Start
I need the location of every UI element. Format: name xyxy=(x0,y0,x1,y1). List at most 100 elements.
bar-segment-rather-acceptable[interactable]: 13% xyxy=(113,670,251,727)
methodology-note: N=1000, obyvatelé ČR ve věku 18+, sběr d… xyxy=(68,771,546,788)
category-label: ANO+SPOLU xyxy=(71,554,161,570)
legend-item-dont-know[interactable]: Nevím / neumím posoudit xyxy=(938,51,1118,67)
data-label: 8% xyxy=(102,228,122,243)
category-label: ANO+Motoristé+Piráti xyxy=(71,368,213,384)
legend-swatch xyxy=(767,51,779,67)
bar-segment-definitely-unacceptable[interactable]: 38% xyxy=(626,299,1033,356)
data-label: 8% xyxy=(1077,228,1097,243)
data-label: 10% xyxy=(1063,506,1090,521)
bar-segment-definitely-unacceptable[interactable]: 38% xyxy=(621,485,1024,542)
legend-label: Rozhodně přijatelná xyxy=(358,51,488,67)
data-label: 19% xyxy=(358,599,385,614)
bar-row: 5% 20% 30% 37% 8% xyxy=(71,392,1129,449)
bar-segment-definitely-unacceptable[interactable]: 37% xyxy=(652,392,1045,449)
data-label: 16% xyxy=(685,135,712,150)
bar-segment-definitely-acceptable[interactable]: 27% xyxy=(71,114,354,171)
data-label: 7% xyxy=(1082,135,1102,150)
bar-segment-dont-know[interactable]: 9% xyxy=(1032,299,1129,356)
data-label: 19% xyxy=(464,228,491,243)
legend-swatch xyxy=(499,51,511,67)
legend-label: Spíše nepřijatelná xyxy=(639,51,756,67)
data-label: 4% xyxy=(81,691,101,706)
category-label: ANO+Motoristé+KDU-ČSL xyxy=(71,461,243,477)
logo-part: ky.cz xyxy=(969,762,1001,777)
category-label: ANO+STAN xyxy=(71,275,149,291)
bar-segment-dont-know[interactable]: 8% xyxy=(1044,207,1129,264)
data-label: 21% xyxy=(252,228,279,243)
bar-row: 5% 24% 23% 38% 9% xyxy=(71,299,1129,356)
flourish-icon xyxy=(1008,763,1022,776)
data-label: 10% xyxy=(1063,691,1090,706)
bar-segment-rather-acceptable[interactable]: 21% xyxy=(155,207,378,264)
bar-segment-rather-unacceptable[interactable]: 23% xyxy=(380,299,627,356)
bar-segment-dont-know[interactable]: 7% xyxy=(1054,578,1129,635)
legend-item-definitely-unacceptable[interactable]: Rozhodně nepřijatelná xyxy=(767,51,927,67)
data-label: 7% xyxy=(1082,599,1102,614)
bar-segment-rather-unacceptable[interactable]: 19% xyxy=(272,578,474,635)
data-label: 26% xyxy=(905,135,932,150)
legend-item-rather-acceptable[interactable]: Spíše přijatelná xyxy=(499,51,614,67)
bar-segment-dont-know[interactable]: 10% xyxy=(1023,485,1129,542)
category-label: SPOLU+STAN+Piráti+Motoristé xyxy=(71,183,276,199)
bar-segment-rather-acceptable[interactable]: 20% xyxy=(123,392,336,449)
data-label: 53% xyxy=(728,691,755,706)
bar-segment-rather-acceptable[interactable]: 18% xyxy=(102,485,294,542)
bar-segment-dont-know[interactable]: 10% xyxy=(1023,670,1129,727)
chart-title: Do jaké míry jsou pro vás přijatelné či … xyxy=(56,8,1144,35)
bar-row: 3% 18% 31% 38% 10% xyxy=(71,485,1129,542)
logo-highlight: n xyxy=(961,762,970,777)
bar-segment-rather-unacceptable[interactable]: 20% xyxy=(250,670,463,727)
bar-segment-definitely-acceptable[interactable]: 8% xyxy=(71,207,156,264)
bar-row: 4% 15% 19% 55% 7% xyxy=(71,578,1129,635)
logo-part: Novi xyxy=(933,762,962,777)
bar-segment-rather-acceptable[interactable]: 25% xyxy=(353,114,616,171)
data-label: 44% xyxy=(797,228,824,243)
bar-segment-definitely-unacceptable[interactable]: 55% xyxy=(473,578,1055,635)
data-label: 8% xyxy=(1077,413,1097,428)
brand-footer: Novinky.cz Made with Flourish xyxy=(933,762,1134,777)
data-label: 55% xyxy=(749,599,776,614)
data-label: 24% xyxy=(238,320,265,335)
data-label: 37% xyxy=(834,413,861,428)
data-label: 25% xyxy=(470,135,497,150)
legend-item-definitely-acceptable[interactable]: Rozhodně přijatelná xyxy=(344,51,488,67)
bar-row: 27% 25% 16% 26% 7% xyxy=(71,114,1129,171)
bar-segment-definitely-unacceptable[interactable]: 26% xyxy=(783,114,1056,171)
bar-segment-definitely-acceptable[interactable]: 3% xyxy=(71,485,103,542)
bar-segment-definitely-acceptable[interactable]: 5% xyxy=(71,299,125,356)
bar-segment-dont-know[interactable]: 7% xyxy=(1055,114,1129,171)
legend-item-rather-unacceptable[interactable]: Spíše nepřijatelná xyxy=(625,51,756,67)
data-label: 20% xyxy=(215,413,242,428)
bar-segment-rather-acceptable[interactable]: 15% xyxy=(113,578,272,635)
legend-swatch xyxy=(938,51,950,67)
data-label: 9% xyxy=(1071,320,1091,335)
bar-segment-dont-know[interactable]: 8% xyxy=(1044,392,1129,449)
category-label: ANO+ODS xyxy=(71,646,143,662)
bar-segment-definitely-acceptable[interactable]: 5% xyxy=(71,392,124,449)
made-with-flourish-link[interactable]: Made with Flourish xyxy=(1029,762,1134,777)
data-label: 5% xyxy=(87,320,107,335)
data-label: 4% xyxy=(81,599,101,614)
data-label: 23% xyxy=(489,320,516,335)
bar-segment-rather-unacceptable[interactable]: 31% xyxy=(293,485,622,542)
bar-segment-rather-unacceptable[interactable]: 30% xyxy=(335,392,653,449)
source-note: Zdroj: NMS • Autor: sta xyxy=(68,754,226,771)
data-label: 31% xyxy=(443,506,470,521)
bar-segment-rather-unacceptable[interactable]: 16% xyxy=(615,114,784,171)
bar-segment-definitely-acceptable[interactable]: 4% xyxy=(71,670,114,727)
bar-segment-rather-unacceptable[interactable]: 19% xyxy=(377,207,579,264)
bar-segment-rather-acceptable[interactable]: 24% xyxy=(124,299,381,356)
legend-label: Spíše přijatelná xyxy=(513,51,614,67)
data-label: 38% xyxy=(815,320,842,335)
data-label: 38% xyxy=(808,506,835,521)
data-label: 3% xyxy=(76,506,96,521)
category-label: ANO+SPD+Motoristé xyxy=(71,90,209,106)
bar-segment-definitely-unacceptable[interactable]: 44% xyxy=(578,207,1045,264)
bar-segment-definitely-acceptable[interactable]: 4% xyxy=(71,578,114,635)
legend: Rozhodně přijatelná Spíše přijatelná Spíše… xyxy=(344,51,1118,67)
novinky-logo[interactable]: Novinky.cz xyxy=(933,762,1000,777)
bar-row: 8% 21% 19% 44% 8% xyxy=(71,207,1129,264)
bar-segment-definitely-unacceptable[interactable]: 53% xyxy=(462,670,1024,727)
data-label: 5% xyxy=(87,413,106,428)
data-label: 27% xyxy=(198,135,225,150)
End
*WHAT YOU NEED TO DO:*
Pick out every line in the listing above that contains the string "note", and copy each of those lines in full.

*EXERCISE ANSWER:*
methodology-note: N=1000, obyvatelé ČR ve věku 18+, sběr d… xyxy=(68,771,546,788)
source-note: Zdroj: NMS • Autor: sta xyxy=(68,754,226,771)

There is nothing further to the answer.